▶ **Information provided**:
⟨

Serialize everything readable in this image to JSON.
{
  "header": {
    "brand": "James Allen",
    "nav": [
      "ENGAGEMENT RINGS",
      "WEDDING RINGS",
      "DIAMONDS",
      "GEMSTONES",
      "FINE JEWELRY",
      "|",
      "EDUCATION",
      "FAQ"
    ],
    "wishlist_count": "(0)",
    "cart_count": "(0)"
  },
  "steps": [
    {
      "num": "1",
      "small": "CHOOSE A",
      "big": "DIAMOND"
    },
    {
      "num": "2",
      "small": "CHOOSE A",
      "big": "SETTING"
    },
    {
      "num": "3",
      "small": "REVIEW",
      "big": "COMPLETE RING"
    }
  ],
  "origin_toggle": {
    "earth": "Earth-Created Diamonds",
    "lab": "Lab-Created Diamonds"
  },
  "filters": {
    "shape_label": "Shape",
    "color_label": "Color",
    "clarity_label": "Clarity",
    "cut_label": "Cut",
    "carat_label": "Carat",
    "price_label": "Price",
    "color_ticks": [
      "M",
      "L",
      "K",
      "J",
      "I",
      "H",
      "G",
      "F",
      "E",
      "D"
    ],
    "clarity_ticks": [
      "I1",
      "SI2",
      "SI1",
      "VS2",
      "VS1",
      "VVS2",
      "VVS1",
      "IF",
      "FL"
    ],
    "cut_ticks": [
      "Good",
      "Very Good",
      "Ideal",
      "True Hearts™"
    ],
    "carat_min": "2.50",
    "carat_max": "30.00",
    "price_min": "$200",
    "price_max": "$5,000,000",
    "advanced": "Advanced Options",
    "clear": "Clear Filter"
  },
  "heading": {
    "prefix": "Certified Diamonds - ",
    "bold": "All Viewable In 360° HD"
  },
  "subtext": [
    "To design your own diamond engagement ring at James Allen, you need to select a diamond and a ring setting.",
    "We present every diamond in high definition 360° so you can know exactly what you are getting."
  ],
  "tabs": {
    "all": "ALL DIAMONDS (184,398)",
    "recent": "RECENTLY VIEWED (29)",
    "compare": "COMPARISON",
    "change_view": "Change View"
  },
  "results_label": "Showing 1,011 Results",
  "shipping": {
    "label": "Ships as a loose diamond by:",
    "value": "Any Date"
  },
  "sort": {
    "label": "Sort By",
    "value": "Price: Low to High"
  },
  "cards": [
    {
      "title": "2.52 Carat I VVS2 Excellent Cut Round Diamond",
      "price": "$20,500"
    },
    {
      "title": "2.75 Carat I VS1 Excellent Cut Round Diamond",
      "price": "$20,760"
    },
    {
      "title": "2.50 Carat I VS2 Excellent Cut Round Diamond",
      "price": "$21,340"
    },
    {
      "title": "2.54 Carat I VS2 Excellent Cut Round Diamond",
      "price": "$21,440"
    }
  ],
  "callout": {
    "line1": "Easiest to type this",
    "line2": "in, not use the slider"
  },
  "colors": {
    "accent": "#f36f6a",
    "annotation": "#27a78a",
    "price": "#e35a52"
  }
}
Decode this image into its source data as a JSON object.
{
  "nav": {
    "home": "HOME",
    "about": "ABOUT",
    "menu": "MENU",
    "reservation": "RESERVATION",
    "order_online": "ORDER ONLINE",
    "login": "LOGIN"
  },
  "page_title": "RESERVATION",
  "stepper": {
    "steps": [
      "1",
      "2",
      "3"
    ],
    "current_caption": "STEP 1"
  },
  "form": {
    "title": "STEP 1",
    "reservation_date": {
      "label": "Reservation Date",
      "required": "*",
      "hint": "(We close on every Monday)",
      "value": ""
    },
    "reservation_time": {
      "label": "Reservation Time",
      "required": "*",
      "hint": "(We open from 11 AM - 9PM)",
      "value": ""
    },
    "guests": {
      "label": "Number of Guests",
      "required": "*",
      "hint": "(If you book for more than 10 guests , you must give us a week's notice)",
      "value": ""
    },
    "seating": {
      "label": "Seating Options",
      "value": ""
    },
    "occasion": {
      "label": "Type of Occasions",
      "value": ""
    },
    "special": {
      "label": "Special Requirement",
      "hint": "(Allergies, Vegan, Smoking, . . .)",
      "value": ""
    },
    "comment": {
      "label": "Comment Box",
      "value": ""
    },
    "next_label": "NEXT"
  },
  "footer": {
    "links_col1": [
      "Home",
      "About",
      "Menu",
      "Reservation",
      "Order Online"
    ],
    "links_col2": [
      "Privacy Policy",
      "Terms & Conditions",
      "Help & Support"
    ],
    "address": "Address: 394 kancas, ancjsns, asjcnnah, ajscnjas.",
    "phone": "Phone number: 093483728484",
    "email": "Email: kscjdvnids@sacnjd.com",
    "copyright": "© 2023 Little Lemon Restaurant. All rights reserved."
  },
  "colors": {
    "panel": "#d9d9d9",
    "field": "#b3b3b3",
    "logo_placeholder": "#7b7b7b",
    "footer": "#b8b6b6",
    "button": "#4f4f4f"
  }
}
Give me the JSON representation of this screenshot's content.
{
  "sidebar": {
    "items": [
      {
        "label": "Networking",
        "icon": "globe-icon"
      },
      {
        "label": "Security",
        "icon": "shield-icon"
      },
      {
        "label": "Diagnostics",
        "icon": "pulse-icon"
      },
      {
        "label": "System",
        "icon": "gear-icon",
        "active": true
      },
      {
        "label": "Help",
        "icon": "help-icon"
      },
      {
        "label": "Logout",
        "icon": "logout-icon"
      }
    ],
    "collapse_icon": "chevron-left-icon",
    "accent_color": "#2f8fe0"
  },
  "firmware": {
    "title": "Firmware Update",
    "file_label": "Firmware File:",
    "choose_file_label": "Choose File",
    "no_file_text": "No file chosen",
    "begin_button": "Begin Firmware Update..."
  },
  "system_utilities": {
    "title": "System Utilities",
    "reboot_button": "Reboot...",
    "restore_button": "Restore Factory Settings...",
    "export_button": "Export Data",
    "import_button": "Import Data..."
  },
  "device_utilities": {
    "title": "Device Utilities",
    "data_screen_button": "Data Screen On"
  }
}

⟩

▶ **What to work on**:
Please reproduce all of the entries exactly as they stand.

▶ **Task response**:
Serialize everything readable in this image to JSON.
{
  "header": {
    "brand": "James Allen",
    "nav": [
      "ENGAGEMENT RINGS",
      "WEDDING RINGS",
      "DIAMONDS",
      "GEMSTONES",
      "FINE JEWELRY",
      "|",
      "EDUCATION",
      "FAQ"
    ],
    "wishlist_count": "(0)",
    "cart_count": "(0)"
  },
  "steps": [
    {
      "num": "1",
      "small": "CHOOSE A",
      "big": "DIAMOND"
    },
    {
      "num": "2",
      "small": "CHOOSE A",
      "big": "SETTING"
    },
    {
      "num": "3",
      "small": "REVIEW",
      "big": "COMPLETE RING"
    }
  ],
  "origin_toggle": {
    "earth": "Earth-Created Diamonds",
    "lab": "Lab-Created Diamonds"
  },
  "filters": {
    "shape_label": "Shape",
    "color_label": "Color",
    "clarity_label": "Clarity",
    "cut_label": "Cut",
    "carat_label": "Carat",
    "price_label": "Price",
    "color_ticks": [
      "M",
      "L",
      "K",
      "J",
      "I",
      "H",
      "G",
      "F",
      "E",
      "D"
    ],
    "clarity_ticks": [
      "I1",
      "SI2",
      "SI1",
      "VS2",
      "VS1",
      "VVS2",
      "VVS1",
      "IF",
      "FL"
    ],
    "cut_ticks": [
      "Good",
      "Very Good",
      "Ideal",
      "True Hearts™"
    ],
    "carat_min": "2.50",
    "carat_max": "30.00",
    "price_min": "$200",
    "price_max": "$5,000,000",
    "advanced": "Advanced Options",
    "clear": "Clear Filter"
  },
  "heading": {
    "prefix": "Certified Diamonds - ",
    "bold": "All Viewable In 360° HD"
  },
  "subtext": [
    "To design your own diamond engagement ring at James Allen, you need to select a diamond and a ring setting.",
    "We present every diamond in high definition 360° so you can know exactly what you are getting."
  ],
  "tabs": {
    "all": "ALL DIAMONDS (184,398)",
    "recent": "RECENTLY VIEWED (29)",
    "compare": "COMPARISON",
    "change_view": "Change View"
  },
  "results_label": "Showing 1,011 Results",
  "shipping": {
    "label": "Ships as a loose diamond by:",
    "value": "Any Date"
  },
  "sort": {
    "label": "Sort By",
    "value": "Price: Low to High"
  },
  "cards": [
    {
      "title": "2.52 Carat I VVS2 Excellent Cut Round Diamond",
      "price": "$20,500"
    },
    {
      "title": "2.75 Carat I VS1 Excellent Cut Round Diamond",
      "price": "$20,760"
    },
    {
      "title": "2.50 Carat I VS2 Excellent Cut Round Diamond",
      "price": "$21,340"
    },
    {
      "title": "2.54 Carat I VS2 Excellent Cut Round Diamond",
      "price": "$21,440"
    }
  ],
  "callout": {
    "line1": "Easiest to type this",
    "line2": "in, not use the slider"
  },
  "colors": {
    "accent": "#f36f6a",
    "annotation": "#27a78a",
    "price": "#e35a52"
  }
}
Decode this image into its source data as a JSON object.
{
  "nav": {
    "home": "HOME",
    "about": "ABOUT",
    "menu": "MENU",
    "reservation": "RESERVATION",
    "order_online": "ORDER ONLINE",
    "login": "LOGIN"
  },
  "page_title": "RESERVATION",
  "stepper": {
    "steps": [
      "1",
      "2",
      "3"
    ],
    "current_caption": "STEP 1"
  },
  "form": {
    "title": "STEP 1",
    "reservation_date": {
      "label": "Reservation Date",
      "required": "*",
      "hint": "(We close on every Monday)",
      "value": ""
    },
    "reservation_time": {
      "label": "Reservation Time",
      "required": "*",
      "hint": "(We open from 11 AM - 9PM)",
      "value": ""
    },
    "guests": {
      "label": "Number of Guests",
      "required": "*",
      "hint": "(If you book for more than 10 guests , you must give us a week's notice)",
      "value": ""
    },
    "seating": {
      "label": "Seating Options",
      "value": ""
    },
    "occasion": {
      "label": "Type of Occasions",
      "value": ""
    },
    "special": {
      "label": "Special Requirement",
      "hint": "(Allergies, Vegan, Smoking, . . .)",
      "value": ""
    },
    "comment": {
      "label": "Comment Box",
      "value": ""
    },
    "next_label": "NEXT"
  },
  "footer": {
    "links_col1": [
      "Home",
      "About",
      "Menu",
      "Reservation",
      "Order Online"
    ],
    "links_col2": [
      "Privacy Policy",
      "Terms & Conditions",
      "Help & Support"
    ],
    "address": "Address: 394 kancas, ancjsns, asjcnnah, ajscnjas.",
    "phone": "Phone number: 093483728484",
    "email": "Email: kscjdvnids@sacnjd.com",
    "copyright": "© 2023 Little Lemon Restaurant. All rights reserved."
  },
  "colors": {
    "panel": "#d9d9d9",
    "field": "#b3b3b3",
    "logo_placeholder": "#7b7b7b",
    "footer": "#b8b6b6",
    "button": "#4f4f4f"
  }
}
Give me the JSON representation of this screenshot's content.
{
  "sidebar": {
    "items": [
      {
        "label": "Networking",
        "icon": "globe-icon"
      },
      {
        "label": "Security",
        "icon": "shield-icon"
      },
      {
        "label": "Diagnostics",
        "icon": "pulse-icon"
      },
      {
        "label": "System",
        "icon": "gear-icon",
        "active": true
      },
      {
        "label": "Help",
        "icon": "help-icon"
      },
      {
        "label": "Logout",
        "icon": "logout-icon"
      }
    ],
    "collapse_icon": "chevron-left-icon",
    "accent_color": "#2f8fe0"
  },
  "firmware": {
    "title": "Firmware Update",
    "file_label": "Firmware File:",
    "choose_file_label": "Choose File",
    "no_file_text": "No file chosen",
    "begin_button": "Begin Firmware Update..."
  },
  "system_utilities": {
    "title": "System Utilities",
    "reboot_button": "Reboot...",
    "restore_button": "Restore Factory Settings...",
    "export_button": "Export Data",
    "import_button": "Import Data..."
  },
  "device_utilities": {
    "title": "Device Utilities",
    "data_screen_button": "Data Screen On"
  }
}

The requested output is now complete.